[Begin Material provided]

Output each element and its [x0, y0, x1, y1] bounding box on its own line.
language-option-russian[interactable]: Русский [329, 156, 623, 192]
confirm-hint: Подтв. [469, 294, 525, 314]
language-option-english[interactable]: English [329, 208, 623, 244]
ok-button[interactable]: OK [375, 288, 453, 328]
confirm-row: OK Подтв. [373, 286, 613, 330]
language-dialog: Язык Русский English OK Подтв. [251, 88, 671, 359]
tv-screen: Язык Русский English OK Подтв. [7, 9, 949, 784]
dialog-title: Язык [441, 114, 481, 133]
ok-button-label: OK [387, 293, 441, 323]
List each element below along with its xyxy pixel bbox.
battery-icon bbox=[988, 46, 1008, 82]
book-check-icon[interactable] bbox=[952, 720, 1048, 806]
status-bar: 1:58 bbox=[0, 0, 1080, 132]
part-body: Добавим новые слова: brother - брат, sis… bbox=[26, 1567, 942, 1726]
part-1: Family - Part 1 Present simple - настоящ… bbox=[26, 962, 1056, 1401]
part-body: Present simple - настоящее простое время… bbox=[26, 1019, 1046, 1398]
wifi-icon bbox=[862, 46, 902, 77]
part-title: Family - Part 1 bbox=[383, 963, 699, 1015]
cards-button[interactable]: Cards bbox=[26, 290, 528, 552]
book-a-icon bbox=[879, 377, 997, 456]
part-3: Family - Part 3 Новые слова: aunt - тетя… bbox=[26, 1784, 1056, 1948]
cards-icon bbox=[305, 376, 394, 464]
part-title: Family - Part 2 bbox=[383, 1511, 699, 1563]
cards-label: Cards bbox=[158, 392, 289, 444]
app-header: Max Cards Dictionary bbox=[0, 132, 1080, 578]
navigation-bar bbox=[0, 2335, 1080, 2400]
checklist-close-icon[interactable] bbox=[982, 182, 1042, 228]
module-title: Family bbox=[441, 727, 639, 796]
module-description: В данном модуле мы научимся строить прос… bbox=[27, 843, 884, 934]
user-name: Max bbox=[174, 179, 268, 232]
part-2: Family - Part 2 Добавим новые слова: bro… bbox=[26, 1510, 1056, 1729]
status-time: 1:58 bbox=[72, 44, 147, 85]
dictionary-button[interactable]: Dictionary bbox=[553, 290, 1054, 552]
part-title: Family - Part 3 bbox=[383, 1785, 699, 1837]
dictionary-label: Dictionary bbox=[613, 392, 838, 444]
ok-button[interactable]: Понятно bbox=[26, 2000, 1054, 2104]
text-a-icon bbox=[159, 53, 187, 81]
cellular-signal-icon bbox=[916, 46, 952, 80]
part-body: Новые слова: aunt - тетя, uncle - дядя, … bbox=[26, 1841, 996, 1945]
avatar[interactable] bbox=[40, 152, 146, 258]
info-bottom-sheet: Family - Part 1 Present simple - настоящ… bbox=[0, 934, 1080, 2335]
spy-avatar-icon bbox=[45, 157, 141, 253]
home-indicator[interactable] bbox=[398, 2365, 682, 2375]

[End Material provided]

Task to complete:
Can you render every line of the data above as a JSON list of strings, one string per line, leaving out blank lines?

Result of the exercise:
[
  "Output each element and its [x0, y0, x1, y1] bounding box on its own line.",
  "language-option-russian[interactable]: Русский [329, 156, 623, 192]",
  "confirm-hint: Подтв. [469, 294, 525, 314]",
  "language-option-english[interactable]: English [329, 208, 623, 244]",
  "ok-button[interactable]: OK [375, 288, 453, 328]",
  "confirm-row: OK Подтв. [373, 286, 613, 330]",
  "language-dialog: Язык Русский English OK Подтв. [251, 88, 671, 359]",
  "tv-screen: Язык Русский English OK Подтв. [7, 9, 949, 784]",
  "dialog-title: Язык [441, 114, 481, 133]",
  "ok-button-label: OK [387, 293, 441, 323]",
  "List each element below along with its xyxy pixel bbox.",
  "battery-icon bbox=[988, 46, 1008, 82]",
  "book-check-icon[interactable] bbox=[952, 720, 1048, 806]",
  "status-bar: 1:58 bbox=[0, 0, 1080, 132]",
  "part-body: Добавим новые слова: brother - брат, sis… bbox=[26, 1567, 942, 1726]",
  "part-1: Family - Part 1 Present simple - настоящ… bbox=[26, 962, 1056, 1401]",
  "part-body: Present simple - настоящее простое время… bbox=[26, 1019, 1046, 1398]",
  "wifi-icon bbox=[862, 46, 902, 77]",
  "part-title: Family - Part 1 bbox=[383, 963, 699, 1015]",
  "cards-button[interactable]: Cards bbox=[26, 290, 528, 552]",
  "book-a-icon bbox=[879, 377, 997, 456]",
  "part-3: Family - Part 3 Новые слова: aunt - тетя… bbox=[26, 1784, 1056, 1948]",
  "cards-icon bbox=[305, 376, 394, 464]",
  "part-title: Family - Part 2 bbox=[383, 1511, 699, 1563]",
  "cards-label: Cards bbox=[158, 392, 289, 444]",
  "app-header: Max Cards Dictionary bbox=[0, 132, 1080, 578]",
  "navigation-bar bbox=[0, 2335, 1080, 2400]",
  "checklist-close-icon[interactable] bbox=[982, 182, 1042, 228]",
  "module-title: Family bbox=[441, 727, 639, 796]",
  "module-description: В данном модуле мы научимся строить прос… bbox=[27, 843, 884, 934]",
  "user-name: Max bbox=[174, 179, 268, 232]",
  "part-2: Family - Part 2 Добавим новые слова: bro… bbox=[26, 1510, 1056, 1729]",
  "status-time: 1:58 bbox=[72, 44, 147, 85]",
  "dictionary-button[interactable]: Dictionary bbox=[553, 290, 1054, 552]",
  "part-title: Family - Part 3 bbox=[383, 1785, 699, 1837]",
  "dictionary-label: Dictionary bbox=[613, 392, 838, 444]",
  "ok-button[interactable]: Понятно bbox=[26, 2000, 1054, 2104]",
  "text-a-icon bbox=[159, 53, 187, 81]",
  "cellular-signal-icon bbox=[916, 46, 952, 80]",
  "part-body: Новые слова: aunt - тетя, uncle - дядя, … bbox=[26, 1841, 996, 1945]",
  "avatar[interactable] bbox=[40, 152, 146, 258]",
  "info-bottom-sheet: Family - Part 1 Present simple - настоящ… bbox=[0, 934, 1080, 2335]",
  "spy-avatar-icon bbox=[45, 157, 141, 253]",
  "home-indicator[interactable] bbox=[398, 2365, 682, 2375]"
]